## Working data
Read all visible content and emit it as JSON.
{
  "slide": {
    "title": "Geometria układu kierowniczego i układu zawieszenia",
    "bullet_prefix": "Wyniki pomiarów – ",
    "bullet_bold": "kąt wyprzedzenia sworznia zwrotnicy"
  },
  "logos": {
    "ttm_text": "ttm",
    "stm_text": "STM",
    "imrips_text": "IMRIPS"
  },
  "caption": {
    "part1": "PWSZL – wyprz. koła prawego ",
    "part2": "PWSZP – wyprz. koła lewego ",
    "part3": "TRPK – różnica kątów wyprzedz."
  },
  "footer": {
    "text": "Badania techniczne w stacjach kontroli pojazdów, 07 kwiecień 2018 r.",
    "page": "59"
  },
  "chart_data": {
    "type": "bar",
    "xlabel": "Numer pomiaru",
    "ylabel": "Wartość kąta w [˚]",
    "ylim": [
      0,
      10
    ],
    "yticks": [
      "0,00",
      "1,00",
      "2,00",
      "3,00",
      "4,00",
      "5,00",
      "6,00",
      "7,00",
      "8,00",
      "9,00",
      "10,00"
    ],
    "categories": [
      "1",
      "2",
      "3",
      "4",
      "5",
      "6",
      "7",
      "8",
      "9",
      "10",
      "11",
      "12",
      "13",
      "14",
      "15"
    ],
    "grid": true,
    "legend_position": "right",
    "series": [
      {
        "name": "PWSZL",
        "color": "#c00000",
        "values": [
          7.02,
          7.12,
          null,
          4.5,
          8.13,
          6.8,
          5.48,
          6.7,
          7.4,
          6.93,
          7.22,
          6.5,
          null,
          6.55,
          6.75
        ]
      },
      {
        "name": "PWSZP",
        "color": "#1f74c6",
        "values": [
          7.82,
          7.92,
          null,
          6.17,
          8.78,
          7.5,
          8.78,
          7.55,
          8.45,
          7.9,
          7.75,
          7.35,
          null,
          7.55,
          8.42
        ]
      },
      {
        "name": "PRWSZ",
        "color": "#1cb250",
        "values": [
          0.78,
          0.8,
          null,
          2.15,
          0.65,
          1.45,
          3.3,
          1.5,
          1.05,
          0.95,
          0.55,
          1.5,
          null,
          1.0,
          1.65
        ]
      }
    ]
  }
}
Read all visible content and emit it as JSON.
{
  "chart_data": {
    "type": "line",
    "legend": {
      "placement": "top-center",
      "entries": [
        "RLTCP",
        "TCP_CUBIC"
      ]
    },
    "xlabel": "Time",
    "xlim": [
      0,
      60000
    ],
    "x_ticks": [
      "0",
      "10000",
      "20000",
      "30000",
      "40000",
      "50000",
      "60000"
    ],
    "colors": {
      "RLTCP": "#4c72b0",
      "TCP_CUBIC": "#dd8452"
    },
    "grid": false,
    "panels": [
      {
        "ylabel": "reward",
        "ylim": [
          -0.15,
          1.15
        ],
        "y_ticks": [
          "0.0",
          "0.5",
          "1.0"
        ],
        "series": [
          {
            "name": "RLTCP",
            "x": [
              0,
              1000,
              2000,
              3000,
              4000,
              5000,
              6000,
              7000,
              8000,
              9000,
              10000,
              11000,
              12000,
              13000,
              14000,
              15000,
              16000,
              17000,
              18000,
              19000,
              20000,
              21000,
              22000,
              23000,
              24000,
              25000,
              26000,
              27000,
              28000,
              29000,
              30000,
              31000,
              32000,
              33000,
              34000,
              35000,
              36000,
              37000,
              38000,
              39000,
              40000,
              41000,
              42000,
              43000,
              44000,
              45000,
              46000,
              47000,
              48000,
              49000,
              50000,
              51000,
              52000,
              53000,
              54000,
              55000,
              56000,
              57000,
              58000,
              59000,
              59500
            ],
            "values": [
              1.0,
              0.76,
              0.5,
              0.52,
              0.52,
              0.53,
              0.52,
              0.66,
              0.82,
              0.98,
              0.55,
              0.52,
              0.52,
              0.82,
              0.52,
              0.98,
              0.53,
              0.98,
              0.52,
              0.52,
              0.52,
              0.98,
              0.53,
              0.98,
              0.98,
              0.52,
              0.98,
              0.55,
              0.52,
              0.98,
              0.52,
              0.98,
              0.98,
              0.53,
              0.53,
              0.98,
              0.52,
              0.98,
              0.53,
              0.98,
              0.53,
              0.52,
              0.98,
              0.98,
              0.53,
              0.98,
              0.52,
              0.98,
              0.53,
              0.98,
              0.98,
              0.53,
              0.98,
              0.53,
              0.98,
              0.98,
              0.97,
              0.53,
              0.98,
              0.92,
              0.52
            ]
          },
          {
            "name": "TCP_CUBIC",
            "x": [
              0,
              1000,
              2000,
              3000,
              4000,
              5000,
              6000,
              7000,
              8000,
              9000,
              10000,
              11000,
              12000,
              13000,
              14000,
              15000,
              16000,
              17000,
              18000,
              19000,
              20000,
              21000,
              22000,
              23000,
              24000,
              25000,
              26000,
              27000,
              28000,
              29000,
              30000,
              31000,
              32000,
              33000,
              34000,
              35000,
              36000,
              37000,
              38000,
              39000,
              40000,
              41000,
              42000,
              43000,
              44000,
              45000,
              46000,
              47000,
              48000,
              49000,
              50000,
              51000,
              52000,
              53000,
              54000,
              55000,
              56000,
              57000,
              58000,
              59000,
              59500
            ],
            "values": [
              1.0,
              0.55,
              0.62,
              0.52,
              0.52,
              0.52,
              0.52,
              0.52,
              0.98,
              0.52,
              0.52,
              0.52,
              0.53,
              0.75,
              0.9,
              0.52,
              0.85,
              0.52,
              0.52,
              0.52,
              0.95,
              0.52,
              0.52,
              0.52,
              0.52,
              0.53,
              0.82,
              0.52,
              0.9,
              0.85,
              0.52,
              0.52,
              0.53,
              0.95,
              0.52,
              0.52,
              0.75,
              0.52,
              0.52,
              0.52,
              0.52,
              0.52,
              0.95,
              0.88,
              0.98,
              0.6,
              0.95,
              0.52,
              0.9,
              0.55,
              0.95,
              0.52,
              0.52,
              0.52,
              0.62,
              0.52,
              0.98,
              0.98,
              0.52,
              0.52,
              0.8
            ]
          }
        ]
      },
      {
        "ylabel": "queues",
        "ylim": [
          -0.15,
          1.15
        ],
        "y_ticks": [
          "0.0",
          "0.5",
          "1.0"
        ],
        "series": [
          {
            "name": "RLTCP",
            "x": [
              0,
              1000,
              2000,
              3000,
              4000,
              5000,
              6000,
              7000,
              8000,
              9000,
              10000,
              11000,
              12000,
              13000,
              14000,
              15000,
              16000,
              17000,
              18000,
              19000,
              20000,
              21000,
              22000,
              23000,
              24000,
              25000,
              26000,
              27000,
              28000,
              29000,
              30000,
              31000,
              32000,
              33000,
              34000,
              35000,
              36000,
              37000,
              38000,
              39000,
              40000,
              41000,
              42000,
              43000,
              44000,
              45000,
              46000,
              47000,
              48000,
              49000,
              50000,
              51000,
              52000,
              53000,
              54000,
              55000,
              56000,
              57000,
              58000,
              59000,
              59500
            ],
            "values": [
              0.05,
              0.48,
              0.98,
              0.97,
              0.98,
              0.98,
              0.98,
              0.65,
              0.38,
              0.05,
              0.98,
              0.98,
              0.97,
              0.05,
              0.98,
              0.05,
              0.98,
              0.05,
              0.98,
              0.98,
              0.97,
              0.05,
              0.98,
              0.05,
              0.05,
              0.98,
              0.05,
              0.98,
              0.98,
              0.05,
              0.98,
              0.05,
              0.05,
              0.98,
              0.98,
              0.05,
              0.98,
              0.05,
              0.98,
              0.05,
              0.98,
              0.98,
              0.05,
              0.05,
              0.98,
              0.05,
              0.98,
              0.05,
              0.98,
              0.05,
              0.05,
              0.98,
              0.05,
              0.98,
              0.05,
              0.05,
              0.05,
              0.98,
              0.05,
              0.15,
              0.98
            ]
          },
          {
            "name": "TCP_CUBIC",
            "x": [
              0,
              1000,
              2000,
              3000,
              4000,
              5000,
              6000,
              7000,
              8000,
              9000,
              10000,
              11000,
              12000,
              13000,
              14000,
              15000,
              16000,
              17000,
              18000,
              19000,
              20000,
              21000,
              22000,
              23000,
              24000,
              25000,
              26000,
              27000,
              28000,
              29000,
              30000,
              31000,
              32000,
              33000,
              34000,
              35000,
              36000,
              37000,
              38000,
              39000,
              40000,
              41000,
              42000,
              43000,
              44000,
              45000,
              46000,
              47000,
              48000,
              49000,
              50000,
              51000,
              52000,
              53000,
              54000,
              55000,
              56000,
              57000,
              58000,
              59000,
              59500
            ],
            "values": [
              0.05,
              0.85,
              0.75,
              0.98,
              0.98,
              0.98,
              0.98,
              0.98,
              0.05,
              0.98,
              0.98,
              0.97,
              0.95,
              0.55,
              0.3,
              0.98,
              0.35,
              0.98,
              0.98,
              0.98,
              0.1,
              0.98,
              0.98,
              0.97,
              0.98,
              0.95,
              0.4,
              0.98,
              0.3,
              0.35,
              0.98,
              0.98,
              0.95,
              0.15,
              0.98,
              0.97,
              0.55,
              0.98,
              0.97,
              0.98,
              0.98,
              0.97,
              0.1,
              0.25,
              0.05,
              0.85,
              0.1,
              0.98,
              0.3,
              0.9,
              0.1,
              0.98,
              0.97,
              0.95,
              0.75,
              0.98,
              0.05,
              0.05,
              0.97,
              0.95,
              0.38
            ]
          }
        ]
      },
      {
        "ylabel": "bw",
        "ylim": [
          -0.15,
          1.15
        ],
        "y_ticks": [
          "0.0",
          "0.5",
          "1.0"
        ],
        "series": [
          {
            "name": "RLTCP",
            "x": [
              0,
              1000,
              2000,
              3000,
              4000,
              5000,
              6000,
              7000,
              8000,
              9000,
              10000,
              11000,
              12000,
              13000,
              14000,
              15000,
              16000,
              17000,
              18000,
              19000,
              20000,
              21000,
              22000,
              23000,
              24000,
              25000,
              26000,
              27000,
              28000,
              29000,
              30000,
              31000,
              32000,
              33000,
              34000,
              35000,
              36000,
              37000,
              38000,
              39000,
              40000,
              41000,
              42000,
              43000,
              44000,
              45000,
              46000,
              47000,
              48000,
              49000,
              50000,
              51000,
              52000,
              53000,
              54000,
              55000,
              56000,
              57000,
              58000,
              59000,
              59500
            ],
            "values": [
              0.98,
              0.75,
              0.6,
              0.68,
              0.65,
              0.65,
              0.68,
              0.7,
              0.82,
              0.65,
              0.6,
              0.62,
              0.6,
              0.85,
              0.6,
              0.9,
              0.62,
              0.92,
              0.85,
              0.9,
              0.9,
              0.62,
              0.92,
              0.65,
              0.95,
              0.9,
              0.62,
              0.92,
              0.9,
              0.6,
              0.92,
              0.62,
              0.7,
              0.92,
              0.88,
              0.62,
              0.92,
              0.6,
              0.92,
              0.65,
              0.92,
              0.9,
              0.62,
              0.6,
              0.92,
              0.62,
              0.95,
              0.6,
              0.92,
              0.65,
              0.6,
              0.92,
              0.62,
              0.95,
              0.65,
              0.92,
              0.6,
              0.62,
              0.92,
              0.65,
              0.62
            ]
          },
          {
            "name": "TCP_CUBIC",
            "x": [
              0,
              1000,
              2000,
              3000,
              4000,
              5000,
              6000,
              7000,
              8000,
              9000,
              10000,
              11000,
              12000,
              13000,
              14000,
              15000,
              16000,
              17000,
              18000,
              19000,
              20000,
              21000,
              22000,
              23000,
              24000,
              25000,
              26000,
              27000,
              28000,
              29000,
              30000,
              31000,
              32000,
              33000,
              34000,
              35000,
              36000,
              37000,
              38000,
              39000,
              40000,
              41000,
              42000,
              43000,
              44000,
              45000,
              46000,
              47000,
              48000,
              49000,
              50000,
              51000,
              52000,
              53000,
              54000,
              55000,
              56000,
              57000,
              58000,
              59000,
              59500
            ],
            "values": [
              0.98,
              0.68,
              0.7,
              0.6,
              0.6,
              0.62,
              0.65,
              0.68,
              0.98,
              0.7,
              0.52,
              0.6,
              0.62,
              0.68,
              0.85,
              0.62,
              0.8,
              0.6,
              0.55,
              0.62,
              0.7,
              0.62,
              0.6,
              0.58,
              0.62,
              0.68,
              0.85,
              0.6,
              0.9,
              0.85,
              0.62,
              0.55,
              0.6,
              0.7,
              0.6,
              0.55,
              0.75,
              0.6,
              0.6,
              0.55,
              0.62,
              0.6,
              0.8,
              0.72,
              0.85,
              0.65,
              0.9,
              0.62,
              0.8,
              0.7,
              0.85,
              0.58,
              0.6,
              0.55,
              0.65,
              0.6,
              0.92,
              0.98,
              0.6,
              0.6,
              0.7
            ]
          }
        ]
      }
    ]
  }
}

## Brief
Say how many lines hold the word "PWSZL", giving the number and nothing else.

## Full answer
2